> **Task details**
Determine how many lines below hold the string "departure". Reply with the number alone.

> **Information shown**
● ● ● ● ●

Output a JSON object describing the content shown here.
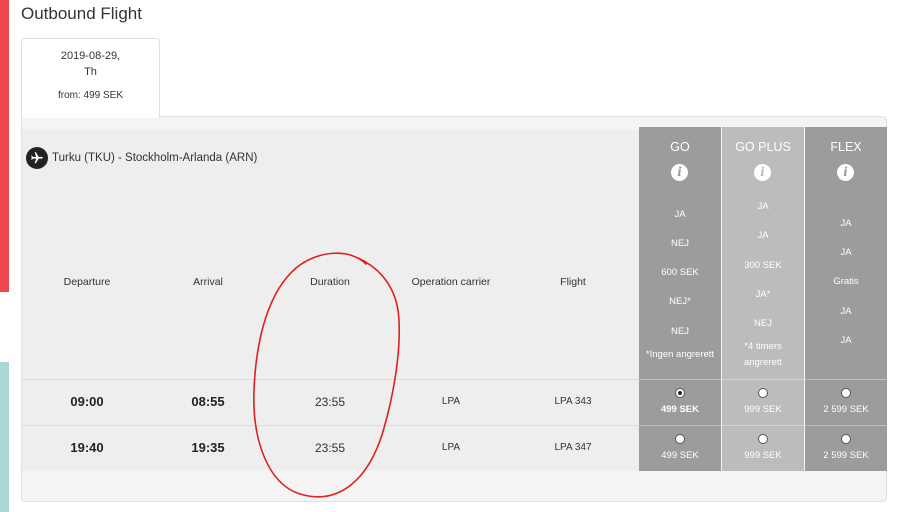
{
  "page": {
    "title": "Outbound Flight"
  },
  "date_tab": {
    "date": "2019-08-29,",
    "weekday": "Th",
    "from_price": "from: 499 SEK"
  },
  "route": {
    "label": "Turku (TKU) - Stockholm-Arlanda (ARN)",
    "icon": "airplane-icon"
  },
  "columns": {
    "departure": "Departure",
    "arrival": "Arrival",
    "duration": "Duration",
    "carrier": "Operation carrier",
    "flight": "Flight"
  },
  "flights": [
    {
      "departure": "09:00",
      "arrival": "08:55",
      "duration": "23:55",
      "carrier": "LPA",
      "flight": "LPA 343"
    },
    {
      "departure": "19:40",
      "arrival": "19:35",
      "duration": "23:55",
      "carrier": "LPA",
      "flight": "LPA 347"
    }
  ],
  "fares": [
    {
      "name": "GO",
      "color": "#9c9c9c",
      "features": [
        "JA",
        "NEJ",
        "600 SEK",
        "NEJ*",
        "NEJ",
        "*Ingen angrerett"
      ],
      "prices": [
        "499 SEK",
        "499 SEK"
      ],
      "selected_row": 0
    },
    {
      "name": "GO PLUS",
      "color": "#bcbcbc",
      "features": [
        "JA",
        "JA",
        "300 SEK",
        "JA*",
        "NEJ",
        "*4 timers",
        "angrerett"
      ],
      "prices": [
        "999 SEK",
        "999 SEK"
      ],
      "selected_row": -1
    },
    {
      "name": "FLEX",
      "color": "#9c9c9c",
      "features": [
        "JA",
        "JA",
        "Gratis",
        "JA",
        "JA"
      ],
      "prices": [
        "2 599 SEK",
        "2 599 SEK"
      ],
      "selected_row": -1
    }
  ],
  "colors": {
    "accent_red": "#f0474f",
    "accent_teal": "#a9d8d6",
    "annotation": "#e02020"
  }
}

● ● ● ● ●

> **Complete answer**
3